[Records from a data source]
####################

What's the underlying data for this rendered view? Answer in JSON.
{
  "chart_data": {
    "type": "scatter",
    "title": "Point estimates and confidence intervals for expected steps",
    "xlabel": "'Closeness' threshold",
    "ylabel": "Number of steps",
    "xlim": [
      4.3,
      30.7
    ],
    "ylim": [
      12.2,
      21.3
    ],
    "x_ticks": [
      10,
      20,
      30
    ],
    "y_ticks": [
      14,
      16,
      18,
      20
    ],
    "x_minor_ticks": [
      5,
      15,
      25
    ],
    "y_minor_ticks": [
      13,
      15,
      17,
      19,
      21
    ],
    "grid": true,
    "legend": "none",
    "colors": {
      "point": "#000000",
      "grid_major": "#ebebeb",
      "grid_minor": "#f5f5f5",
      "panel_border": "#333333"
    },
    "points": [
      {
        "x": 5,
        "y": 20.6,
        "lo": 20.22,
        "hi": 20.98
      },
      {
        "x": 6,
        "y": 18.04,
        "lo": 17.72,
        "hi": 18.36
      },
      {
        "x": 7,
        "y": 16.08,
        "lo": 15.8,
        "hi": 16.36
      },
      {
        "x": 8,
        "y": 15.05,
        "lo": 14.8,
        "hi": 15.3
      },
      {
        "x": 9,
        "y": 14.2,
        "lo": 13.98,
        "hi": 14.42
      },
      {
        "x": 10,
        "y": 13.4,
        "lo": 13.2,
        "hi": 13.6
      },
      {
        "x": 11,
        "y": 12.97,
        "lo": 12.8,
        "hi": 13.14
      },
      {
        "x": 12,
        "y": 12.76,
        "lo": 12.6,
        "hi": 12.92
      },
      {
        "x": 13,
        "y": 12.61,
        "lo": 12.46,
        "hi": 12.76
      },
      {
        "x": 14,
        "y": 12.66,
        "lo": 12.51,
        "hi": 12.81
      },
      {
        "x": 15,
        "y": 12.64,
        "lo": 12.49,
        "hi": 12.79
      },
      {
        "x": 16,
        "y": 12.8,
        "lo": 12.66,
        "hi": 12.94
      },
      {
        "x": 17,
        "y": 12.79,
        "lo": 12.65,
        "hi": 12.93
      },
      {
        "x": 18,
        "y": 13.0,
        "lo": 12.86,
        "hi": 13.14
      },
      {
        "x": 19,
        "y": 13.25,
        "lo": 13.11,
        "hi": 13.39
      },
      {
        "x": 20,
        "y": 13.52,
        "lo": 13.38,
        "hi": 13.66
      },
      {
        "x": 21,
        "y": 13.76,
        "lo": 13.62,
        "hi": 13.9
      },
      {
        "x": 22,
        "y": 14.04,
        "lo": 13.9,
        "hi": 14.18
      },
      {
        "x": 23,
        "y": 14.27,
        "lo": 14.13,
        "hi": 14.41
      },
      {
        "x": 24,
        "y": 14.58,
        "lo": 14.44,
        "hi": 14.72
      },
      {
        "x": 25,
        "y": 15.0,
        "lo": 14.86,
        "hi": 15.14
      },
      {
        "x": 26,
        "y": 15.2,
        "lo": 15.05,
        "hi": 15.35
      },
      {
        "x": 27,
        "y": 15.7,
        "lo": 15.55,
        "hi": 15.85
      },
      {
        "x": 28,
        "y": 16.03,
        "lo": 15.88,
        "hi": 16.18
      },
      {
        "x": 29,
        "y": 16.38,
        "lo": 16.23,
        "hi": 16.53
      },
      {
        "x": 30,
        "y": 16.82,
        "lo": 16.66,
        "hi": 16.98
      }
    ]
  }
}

####################

● What to produce:
Every entry must be retyped in full, exactly as given.

● Answer to the problem:
What's the underlying data for this rendered view? Answer in JSON.
{
  "chart_data": {
    "type": "scatter",
    "title": "Point estimates and confidence intervals for expected steps",
    "xlabel": "'Closeness' threshold",
    "ylabel": "Number of steps",
    "xlim": [
      4.3,
      30.7
    ],
    "ylim": [
      12.2,
      21.3
    ],
    "x_ticks": [
      10,
      20,
      30
    ],
    "y_ticks": [
      14,
      16,
      18,
      20
    ],
    "x_minor_ticks": [
      5,
      15,
      25
    ],
    "y_minor_ticks": [
      13,
      15,
      17,
      19,
      21
    ],
    "grid": true,
    "legend": "none",
    "colors": {
      "point": "#000000",
      "grid_major": "#ebebeb",
      "grid_minor": "#f5f5f5",
      "panel_border": "#333333"
    },
    "points": [
      {
        "x": 5,
        "y": 20.6,
        "lo": 20.22,
        "hi": 20.98
      },
      {
        "x": 6,
        "y": 18.04,
        "lo": 17.72,
        "hi": 18.36
      },
      {
        "x": 7,
        "y": 16.08,
        "lo": 15.8,
        "hi": 16.36
      },
      {
        "x": 8,
        "y": 15.05,
        "lo": 14.8,
        "hi": 15.3
      },
      {
        "x": 9,
        "y": 14.2,
        "lo": 13.98,
        "hi": 14.42
      },
      {
        "x": 10,
        "y": 13.4,
        "lo": 13.2,
        "hi": 13.6
      },
      {
        "x": 11,
        "y": 12.97,
        "lo": 12.8,
        "hi": 13.14
      },
      {
        "x": 12,
        "y": 12.76,
        "lo": 12.6,
        "hi": 12.92
      },
      {
        "x": 13,
        "y": 12.61,
        "lo": 12.46,
        "hi": 12.76
      },
      {
        "x": 14,
        "y": 12.66,
        "lo": 12.51,
        "hi": 12.81
      },
      {
        "x": 15,
        "y": 12.64,
        "lo": 12.49,
        "hi": 12.79
      },
      {
        "x": 16,
        "y": 12.8,
        "lo": 12.66,
        "hi": 12.94
      },
      {
        "x": 17,
        "y": 12.79,
        "lo": 12.65,
        "hi": 12.93
      },
      {
        "x": 18,
        "y": 13.0,
        "lo": 12.86,
        "hi": 13.14
      },
      {
        "x": 19,
        "y": 13.25,
        "lo": 13.11,
        "hi": 13.39
      },
      {
        "x": 20,
        "y": 13.52,
        "lo": 13.38,
        "hi": 13.66
      },
      {
        "x": 21,
        "y": 13.76,
        "lo": 13.62,
        "hi": 13.9
      },
      {
        "x": 22,
        "y": 14.04,
        "lo": 13.9,
        "hi": 14.18
      },
      {
        "x": 23,
        "y": 14.27,
        "lo": 14.13,
        "hi": 14.41
      },
      {
        "x": 24,
        "y": 14.58,
        "lo": 14.44,
        "hi": 14.72
      },
      {
        "x": 25,
        "y": 15.0,
        "lo": 14.86,
        "hi": 15.14
      },
      {
        "x": 26,
        "y": 15.2,
        "lo": 15.05,
        "hi": 15.35
      },
      {
        "x": 27,
        "y": 15.7,
        "lo": 15.55,
        "hi": 15.85
      },
      {
        "x": 28,
        "y": 16.03,
        "lo": 15.88,
        "hi": 16.18
      },
      {
        "x": 29,
        "y": 16.38,
        "lo": 16.23,
        "hi": 16.53
      },
      {
        "x": 30,
        "y": 16.82,
        "lo": 16.66,
        "hi": 16.98
      }
    ]
  }
}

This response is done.